DOCUMENTO DE ORIGEM:
══════════

Em junho de 2025, a Europa enfrentou uma onda de calor intensa, com temperaturas superando os 40ºC. Esse fenômeno não é novidade, mas sua frequência e intensidade têm aumentado, levando a preocupações com a saúde pública, incluindo a morte de pelo menos oito pessoas devido ao calor extremo. Apesar desse cenário alarmante, o uso de ar-condicionado na Europa ainda é bastante limitado.
Por que o ar-condicionado é raro?
Apenas 20% das residências europeias possuem ar-condicionado, com números ainda mais baixos em alguns países: apenas 5% no Reino Unido e 3% na Alemanha. Historicamente, as ondas de calor na Europa não eram tão severas, o que fez muitos europeus não considerarem necessário investir nesse tipo de equipamento. Além disso, o ar-condicionado pode aumentar significativamente as contas de energia, desestimulando sua adoção.
Outro fator que contribui para a baixa utilização de ar-condicionado é a arquitetura europeia. Os edifícios antigos, com paredes grossas e janelas projetadas para maximizar a ventilação, ajudam a manter os ambientes frescos. Essa construção tradicional é uma adaptação prática ao clima, tornando desnecessário o uso de aparelhos de ar-condicionado em muitos casos.
A preocupação com as mudanças climáticas também influencia a resistência ao ar-condicionado. A Europa se comprometeu a se tornar neutra em carbono até 2050, e o uso de ar-condicionado é visto como um obstáculo a essa meta, devido ao seu alto consumo de energia, frequentemente gerada a partir de combustíveis fósseis. Esse tema já se tornou um ponto de discussão política, como evidenciado pelas propostas da líder da extrema-direita na França, Marine Le Pen, que anunciou um plano nacional para aumentar a presença de ar-condicionado.

══════════

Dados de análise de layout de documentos

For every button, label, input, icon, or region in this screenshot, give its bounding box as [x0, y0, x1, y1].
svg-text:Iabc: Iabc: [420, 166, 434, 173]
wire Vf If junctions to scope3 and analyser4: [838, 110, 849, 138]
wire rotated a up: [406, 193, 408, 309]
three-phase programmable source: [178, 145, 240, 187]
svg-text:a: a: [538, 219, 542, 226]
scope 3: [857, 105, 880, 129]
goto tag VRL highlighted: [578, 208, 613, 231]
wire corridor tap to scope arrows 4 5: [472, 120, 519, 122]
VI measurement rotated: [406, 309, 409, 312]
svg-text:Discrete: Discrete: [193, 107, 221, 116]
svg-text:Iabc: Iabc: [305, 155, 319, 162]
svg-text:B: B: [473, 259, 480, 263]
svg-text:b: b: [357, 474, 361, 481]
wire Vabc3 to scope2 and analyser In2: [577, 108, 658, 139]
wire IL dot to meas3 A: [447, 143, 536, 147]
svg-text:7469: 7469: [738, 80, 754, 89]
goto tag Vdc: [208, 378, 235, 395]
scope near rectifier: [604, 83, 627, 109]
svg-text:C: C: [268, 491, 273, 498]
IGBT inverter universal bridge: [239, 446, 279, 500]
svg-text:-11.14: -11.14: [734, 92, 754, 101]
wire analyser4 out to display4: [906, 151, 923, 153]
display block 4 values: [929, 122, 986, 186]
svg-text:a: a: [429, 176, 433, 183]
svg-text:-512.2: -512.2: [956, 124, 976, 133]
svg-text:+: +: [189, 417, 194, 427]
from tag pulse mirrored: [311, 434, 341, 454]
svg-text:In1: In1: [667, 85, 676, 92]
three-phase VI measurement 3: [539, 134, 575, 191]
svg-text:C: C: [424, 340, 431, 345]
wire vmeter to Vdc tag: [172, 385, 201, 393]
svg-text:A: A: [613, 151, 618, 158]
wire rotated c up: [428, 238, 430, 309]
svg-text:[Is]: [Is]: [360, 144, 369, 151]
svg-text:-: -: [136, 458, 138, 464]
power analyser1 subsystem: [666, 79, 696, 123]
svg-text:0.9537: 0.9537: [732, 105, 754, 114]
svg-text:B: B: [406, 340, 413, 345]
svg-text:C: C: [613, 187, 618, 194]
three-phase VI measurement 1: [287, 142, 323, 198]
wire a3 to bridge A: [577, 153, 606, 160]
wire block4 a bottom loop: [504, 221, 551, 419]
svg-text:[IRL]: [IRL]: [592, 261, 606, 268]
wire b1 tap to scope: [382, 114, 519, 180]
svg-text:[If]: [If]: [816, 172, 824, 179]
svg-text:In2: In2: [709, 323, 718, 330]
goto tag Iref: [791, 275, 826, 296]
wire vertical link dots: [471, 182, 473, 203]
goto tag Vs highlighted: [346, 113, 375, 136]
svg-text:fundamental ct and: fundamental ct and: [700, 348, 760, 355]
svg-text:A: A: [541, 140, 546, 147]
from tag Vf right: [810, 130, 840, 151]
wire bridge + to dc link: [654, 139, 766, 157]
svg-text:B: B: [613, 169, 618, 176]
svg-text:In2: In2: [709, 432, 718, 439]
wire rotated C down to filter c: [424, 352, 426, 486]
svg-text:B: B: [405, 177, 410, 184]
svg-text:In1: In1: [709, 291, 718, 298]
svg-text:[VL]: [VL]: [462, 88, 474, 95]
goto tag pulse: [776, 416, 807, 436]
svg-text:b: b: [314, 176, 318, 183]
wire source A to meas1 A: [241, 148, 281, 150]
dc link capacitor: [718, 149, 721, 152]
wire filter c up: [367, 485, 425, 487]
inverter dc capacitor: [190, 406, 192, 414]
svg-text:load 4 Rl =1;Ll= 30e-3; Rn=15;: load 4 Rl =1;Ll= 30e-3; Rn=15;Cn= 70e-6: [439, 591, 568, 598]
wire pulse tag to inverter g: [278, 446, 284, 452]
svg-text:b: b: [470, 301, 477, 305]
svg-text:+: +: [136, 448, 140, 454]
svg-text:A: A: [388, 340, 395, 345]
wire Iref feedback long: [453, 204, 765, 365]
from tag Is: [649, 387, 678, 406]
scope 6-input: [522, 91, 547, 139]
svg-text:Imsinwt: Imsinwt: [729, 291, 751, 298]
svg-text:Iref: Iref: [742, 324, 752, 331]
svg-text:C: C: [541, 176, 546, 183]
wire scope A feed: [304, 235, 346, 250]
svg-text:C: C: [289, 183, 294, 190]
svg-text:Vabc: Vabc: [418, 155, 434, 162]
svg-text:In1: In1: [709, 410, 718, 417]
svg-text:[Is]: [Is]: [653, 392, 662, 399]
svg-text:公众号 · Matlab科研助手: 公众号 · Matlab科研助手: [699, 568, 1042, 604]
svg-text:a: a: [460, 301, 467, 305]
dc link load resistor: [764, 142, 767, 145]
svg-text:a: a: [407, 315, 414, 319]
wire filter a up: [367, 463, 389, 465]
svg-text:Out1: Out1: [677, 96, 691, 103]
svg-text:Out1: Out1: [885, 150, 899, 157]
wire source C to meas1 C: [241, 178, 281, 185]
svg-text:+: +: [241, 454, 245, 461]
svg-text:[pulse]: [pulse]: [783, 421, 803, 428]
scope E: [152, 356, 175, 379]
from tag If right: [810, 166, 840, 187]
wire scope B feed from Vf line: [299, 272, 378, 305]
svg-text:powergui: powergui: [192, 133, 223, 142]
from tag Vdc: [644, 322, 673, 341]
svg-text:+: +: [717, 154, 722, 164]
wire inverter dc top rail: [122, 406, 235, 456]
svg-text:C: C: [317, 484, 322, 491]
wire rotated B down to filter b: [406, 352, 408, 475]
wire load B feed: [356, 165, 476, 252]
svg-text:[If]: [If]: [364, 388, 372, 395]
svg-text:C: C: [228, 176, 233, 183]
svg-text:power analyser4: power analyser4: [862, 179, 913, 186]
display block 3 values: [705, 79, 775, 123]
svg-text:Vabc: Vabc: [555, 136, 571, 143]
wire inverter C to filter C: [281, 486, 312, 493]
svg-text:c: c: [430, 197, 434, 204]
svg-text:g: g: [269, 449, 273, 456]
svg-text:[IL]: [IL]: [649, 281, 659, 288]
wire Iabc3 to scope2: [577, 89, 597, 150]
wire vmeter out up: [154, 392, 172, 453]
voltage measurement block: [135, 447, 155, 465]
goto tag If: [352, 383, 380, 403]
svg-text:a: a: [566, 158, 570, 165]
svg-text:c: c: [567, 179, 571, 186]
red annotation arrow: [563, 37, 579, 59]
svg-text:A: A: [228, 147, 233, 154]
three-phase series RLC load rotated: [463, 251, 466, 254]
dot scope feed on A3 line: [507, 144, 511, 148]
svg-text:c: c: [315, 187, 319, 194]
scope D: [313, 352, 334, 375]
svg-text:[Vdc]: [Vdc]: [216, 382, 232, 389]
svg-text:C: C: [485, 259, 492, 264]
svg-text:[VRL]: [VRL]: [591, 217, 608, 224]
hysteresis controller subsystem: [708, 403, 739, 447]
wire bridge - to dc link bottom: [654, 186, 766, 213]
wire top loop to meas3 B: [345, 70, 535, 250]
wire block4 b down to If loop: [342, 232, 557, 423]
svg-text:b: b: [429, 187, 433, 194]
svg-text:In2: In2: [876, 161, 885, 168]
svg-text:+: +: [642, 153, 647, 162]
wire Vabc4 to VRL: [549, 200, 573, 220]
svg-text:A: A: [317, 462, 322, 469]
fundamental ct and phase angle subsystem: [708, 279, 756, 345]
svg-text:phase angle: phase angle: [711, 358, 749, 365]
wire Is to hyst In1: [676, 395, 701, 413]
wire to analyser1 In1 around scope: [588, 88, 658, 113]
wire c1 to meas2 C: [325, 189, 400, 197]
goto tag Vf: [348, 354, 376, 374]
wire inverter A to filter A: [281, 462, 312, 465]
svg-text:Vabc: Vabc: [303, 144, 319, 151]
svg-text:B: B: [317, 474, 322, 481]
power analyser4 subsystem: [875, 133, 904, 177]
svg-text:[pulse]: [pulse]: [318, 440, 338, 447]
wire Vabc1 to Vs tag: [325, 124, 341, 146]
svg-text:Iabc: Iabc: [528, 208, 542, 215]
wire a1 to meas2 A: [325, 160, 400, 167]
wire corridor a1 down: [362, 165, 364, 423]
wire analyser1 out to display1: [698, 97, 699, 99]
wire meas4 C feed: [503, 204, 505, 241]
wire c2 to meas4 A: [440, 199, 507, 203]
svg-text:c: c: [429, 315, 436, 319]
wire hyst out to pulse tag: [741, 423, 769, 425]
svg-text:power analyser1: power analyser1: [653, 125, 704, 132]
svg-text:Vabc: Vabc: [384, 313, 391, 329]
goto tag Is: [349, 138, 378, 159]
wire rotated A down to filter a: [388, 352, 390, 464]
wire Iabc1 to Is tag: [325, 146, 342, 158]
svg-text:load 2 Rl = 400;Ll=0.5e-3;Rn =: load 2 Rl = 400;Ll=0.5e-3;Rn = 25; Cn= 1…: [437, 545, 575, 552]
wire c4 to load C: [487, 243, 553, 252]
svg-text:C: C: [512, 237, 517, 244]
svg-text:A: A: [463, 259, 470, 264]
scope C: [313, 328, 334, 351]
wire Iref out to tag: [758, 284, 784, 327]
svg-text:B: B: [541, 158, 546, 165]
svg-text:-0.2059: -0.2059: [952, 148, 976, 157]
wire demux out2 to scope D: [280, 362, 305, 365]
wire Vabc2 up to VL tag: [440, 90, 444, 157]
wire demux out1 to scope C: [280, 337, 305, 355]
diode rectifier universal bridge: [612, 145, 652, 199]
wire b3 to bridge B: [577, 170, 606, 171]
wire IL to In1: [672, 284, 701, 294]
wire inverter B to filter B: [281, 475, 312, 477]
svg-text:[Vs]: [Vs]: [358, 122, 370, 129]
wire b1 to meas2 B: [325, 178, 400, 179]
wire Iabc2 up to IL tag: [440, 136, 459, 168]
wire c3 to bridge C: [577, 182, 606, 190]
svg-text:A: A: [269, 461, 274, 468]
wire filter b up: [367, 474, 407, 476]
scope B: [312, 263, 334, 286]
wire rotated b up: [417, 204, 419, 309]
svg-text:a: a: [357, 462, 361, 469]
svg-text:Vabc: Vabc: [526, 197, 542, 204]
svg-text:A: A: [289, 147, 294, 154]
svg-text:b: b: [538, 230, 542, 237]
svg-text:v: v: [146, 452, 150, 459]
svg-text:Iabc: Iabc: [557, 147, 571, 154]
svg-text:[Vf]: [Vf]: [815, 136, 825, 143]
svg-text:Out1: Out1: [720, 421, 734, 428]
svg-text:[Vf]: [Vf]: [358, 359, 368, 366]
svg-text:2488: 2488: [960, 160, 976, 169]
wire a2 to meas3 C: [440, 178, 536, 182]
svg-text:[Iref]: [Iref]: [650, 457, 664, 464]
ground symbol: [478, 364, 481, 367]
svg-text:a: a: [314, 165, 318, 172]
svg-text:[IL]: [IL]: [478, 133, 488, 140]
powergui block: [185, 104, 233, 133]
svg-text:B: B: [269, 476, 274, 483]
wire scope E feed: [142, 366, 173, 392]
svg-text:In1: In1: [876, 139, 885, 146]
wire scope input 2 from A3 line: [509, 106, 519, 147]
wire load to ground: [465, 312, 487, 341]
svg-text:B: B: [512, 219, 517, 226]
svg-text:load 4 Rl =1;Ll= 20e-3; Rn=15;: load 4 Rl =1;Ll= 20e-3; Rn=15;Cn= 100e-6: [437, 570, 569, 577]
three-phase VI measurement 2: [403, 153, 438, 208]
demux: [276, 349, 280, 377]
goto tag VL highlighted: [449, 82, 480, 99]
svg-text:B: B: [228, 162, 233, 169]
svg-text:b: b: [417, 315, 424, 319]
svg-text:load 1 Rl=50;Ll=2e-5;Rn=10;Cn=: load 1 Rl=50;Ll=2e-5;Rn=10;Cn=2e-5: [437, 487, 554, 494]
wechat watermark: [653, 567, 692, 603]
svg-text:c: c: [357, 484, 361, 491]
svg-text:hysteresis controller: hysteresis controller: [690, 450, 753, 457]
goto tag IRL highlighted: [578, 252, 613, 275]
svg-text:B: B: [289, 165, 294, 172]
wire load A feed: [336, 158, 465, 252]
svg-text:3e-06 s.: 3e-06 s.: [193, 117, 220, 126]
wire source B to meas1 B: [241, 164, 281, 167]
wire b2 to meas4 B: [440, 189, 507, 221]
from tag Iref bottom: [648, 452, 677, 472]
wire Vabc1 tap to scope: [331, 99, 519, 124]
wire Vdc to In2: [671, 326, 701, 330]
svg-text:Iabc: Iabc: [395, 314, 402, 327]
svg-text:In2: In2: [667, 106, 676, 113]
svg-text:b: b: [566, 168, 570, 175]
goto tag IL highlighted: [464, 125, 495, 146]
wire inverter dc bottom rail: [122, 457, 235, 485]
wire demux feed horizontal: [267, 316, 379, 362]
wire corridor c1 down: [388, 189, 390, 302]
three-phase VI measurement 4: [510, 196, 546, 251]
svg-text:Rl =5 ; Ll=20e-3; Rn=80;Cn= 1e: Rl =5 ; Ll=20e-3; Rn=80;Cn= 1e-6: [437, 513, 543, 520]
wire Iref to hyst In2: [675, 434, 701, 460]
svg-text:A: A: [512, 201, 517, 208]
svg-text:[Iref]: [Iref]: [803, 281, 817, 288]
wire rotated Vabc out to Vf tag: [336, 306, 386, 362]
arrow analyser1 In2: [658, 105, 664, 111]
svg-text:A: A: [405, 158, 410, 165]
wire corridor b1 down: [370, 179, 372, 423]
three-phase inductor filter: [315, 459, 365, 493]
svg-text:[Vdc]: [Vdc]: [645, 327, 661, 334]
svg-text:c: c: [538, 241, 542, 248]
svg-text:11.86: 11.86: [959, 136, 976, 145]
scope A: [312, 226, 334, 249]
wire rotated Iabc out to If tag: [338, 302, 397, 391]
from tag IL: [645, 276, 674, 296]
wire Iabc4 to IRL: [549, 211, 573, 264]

══════════

PROBLEMA PROPOSTO:
Diga, por favor, se cada afirmação a seguir está de acordo com o texto sobre o ar-condicionado na Europa. Responda sim ou não e cite literalmente as palavras do texto que decidem a resposta.
1. Apenas 5% das residências do Reino Unido possuem ar-condicionado.
2. A Europa se comprometeu a se tornar neutra em carbono até 2040.
3. Os edifícios antigos europeus têm paredes finas.

RESPOSTA DO EXERCÍCIO:
1. Sim: "apenas 5% no Reino Unido".
2. Não: "A Europa se comprometeu a se tornar neutra em carbono até 2050".
3. Não: "Os edifícios antigos, com paredes grossas".